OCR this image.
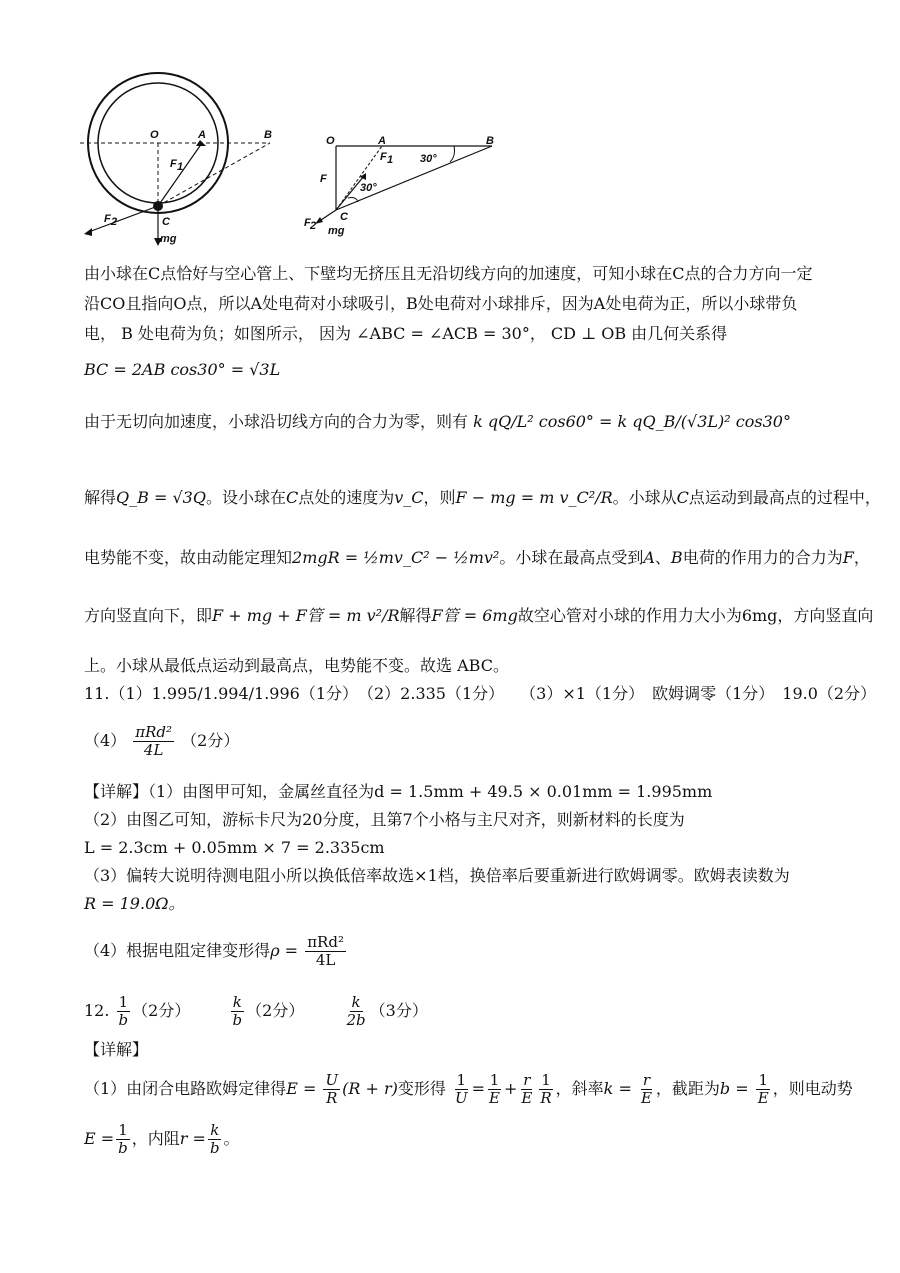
O	A	B
C
F 1
F 2
mg
O	A	B
C
F
F 1
F 2 mg
30°
30°
由小球在C点恰好与空心管上、下壁均无挤压且无沿切线方向的加速度，可知小球在C点的合力方向一定
沿CO且指向O点，所以A处电荷对小球吸引，B处电荷对小球排斥，因为A处电荷为正，所以小球带负
电， B 处电荷为负；如图所示， 因为 ∠ABC = ∠ACB = 30°， CD ⊥ OB 由几何关系得
BC = 2AB cos30° = √3L
由于无切向加速度，小球沿切线方向的合力为零，则有 k qQ/L² cos60° = k qQ_B/(√3L)² cos30°
解得Q_B = √3Q。设小球在C点处的速度为v_C，则F − mg = m v_C²/R。小球从C点运动到最高点的过程中，
电势能不变，故由动能定理知2mgR = ½mv_C² − ½mv²。小球在最高点受到A、B电荷的作用力的合力为F，
方向竖直向下，即F + mg + F管 = m v²/R解得F管 = 6mg故空心管对小球的作用力大小为6mg，方向竖直向
上。小球从最低点运动到最高点，电势能不变。故选 ABC。
11.（1）1.995/1.994/1.996（1分）　（2）2.335（1分）　　（3）×1（1分）　欧姆调零（1分）　19.0（2分）
$(4) \frac{\text{πRd²}}{4L} (2$分）
【详解】（1）由图甲可知，金属丝直径为d = 1.5mm + 49.5 × 0.01mm = 1.995mm
（2）由图乙可知，游标卡尺为20分度，且第7个小格与主尺对齐，则新材料的长度为
L = 2.3cm + 0.05mm × 7 = 2.335cm
（3）偏转大说明待测电阻小所以换低倍率故选×1档，换倍率后要重新进行欧姆调零。欧姆表读数为
R = 19.0Ω。
（4）根据电阻定律变形得$\rho = \frac{\text{πRd²}}{4L}$
12. $\frac{1}{b} (2$分）	$\frac{k}{b} (2$分）	$\frac{k}{2b} (3$分）
【详解】
（1）由闭合电路欧姆定律得$E = \frac{U}{R} (R + r)$变形得 $\frac{1}{U} = \frac{1}{E} + \frac{r}{E} \frac{1}{R}$ ，斜率$k = \frac{r}{E}$ ，截距为$b = \frac{1}{E}$ ，则电动势
$E = \frac{1}{b}$ ，内阻$r = \frac{k}{b}$ 。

· · · · · · ·

Copy every line of the listing where the word "text" appears.

§ **Solution for this task**
$(4) \frac{\text{πRd²}}{4L} (2$分）
（4）根据电阻定律变形得$\rho = \frac{\text{πRd²}}{4L}$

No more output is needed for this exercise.